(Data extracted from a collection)
>>
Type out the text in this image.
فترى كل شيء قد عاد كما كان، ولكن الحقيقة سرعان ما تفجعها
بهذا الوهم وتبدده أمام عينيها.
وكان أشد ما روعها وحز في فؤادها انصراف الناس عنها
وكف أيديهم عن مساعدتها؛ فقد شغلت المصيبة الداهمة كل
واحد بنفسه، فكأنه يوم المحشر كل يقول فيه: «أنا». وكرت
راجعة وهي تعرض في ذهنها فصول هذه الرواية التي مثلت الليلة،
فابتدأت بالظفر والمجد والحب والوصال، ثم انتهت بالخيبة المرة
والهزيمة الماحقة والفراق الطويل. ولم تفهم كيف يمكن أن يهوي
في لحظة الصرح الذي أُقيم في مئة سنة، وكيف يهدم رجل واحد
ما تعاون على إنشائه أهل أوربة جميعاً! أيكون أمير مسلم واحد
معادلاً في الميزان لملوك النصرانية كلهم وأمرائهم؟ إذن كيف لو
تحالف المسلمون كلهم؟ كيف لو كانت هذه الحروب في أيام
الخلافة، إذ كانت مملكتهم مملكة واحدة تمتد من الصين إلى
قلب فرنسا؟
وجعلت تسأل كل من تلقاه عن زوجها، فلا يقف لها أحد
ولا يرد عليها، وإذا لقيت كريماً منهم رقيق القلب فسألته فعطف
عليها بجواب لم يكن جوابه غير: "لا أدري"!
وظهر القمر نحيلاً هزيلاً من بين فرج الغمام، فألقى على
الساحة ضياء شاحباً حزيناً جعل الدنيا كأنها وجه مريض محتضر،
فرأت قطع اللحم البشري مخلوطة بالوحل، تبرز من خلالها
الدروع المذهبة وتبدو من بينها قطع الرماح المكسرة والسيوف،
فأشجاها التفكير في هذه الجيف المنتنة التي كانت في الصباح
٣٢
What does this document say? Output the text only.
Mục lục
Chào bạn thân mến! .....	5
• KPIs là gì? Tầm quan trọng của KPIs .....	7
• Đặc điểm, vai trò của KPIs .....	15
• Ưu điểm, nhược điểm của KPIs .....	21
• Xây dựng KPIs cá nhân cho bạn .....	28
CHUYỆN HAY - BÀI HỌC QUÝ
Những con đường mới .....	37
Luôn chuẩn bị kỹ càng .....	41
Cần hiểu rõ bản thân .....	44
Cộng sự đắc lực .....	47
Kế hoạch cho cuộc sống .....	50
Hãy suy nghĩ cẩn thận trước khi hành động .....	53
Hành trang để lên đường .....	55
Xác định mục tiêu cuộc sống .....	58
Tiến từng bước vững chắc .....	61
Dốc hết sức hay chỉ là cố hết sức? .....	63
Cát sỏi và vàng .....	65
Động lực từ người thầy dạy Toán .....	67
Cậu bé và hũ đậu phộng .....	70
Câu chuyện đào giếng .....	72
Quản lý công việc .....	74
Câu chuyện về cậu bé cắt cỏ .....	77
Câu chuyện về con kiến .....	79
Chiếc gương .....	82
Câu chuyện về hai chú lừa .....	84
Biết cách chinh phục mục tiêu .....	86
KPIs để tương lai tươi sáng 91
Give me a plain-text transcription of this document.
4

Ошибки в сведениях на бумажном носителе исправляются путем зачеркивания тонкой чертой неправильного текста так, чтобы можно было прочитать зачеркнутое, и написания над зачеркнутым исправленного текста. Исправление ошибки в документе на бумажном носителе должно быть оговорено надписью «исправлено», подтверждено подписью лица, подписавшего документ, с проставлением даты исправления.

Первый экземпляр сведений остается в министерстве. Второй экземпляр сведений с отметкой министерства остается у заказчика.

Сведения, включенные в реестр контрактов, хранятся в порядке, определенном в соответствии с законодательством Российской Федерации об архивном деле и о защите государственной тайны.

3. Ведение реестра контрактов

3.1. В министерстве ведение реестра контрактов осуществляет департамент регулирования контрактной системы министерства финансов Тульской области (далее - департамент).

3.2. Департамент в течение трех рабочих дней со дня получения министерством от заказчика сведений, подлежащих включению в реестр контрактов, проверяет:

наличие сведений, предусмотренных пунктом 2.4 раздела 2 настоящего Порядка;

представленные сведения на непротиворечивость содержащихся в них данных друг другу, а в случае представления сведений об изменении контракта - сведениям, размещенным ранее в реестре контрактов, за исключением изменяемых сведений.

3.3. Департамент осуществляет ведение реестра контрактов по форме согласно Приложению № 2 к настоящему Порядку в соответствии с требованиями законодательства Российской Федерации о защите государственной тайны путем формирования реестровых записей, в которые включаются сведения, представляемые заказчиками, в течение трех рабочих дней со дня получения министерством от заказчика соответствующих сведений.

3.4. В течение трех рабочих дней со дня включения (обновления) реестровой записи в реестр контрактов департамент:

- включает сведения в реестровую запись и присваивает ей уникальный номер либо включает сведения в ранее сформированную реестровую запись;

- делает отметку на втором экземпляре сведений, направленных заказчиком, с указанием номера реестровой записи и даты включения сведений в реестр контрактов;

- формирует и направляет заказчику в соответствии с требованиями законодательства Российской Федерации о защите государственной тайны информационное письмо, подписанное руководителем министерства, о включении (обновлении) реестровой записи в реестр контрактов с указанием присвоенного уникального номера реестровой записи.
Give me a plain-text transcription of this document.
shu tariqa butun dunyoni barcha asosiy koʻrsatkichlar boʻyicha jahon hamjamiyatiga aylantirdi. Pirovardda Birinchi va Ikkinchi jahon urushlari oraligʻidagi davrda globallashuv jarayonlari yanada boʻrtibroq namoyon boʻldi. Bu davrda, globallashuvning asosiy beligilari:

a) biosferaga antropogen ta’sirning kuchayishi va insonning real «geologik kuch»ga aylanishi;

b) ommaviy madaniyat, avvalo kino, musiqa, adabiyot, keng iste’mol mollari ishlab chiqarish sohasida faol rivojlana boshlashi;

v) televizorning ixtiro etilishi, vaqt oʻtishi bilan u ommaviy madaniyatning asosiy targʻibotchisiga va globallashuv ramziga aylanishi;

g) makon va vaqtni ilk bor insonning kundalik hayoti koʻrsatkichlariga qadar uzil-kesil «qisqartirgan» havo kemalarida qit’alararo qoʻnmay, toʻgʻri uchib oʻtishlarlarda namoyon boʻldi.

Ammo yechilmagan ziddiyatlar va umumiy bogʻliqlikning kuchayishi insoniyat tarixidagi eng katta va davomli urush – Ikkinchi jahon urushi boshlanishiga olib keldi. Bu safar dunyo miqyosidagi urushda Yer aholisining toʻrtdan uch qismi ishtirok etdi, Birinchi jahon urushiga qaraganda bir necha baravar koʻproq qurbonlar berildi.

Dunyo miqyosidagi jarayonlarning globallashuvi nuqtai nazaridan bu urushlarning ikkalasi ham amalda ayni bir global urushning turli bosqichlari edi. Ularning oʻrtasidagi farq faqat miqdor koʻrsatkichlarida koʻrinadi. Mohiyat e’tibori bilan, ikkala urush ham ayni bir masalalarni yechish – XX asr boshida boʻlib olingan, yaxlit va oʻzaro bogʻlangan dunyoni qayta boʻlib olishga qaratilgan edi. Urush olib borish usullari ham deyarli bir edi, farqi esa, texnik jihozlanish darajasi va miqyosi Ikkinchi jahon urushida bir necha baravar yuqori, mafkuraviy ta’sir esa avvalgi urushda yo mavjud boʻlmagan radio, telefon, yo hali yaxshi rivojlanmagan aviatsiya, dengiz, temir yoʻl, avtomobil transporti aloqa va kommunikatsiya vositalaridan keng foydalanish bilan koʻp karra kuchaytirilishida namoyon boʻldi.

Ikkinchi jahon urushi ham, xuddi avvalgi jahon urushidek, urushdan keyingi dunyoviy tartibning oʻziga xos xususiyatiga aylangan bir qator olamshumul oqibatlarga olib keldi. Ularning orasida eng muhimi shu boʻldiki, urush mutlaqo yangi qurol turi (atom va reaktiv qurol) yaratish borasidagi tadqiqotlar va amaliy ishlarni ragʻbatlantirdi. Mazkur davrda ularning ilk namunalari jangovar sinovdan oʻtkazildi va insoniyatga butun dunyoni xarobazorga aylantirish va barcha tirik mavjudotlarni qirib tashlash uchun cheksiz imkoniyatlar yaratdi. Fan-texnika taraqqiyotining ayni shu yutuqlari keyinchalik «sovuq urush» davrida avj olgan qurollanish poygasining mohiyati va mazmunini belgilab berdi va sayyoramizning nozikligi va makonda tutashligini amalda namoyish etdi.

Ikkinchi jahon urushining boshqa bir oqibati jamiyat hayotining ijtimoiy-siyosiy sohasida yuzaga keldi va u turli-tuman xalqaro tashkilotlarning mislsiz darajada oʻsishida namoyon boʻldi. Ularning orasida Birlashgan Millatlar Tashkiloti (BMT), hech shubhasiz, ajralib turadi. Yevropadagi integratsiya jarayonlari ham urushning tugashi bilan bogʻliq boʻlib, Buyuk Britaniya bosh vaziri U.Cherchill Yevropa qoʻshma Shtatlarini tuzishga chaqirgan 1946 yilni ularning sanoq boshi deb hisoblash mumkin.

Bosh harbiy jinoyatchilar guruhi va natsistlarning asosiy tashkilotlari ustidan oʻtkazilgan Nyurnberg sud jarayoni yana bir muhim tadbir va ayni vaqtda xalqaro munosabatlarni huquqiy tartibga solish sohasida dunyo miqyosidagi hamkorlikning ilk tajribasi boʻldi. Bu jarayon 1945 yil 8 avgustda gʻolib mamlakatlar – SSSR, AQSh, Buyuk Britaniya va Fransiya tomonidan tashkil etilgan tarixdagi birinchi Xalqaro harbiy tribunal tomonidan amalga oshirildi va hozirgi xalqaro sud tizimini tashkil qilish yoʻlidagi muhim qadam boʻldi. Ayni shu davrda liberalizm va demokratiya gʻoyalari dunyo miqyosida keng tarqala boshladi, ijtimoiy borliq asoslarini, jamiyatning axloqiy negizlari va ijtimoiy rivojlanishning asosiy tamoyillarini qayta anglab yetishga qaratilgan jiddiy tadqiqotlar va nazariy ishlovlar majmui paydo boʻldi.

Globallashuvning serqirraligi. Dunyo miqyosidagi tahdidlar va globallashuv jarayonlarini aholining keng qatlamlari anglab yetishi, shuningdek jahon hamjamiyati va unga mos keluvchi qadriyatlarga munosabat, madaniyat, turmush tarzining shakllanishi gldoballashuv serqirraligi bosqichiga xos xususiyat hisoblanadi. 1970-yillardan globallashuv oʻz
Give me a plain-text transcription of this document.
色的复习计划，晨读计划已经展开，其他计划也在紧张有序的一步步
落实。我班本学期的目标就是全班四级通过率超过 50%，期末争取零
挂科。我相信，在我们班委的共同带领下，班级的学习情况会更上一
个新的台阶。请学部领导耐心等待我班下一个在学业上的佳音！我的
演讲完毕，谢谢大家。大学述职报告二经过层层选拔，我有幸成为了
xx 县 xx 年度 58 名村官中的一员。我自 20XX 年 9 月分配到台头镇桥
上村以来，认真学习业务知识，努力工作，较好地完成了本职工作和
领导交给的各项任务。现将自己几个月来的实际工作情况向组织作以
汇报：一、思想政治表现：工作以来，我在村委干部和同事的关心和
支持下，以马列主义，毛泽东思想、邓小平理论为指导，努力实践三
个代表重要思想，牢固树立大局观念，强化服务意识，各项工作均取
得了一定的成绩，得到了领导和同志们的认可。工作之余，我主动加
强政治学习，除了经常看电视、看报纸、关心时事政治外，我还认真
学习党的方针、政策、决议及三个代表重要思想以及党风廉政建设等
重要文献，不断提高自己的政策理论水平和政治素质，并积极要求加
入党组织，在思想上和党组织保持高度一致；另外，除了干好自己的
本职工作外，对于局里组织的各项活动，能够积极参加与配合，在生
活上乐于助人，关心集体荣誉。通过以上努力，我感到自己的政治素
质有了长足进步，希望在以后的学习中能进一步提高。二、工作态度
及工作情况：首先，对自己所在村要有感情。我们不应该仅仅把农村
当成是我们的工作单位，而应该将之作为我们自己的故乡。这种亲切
<<
Show every line from the listing above in which the string "реестра" appears.

3. Ведение реестра контрактов
3.1. В министерстве ведение реестра контрактов осуществляет департамент регулирования контрактной системы министерства финансов Тульской области (далее - департамент).
3.3. Департамент осуществляет ведение реестра контрактов по форме согласно Приложению № 2 к настоящему Порядку в соответствии с требованиями законодательства Российской Федерации о защите государственной тайны путем формирования реестровых записей, в которые включаются сведения, представляемые заказчиками, в течение трех рабочих дней со дня получения министерством от заказчика соответствующих сведений.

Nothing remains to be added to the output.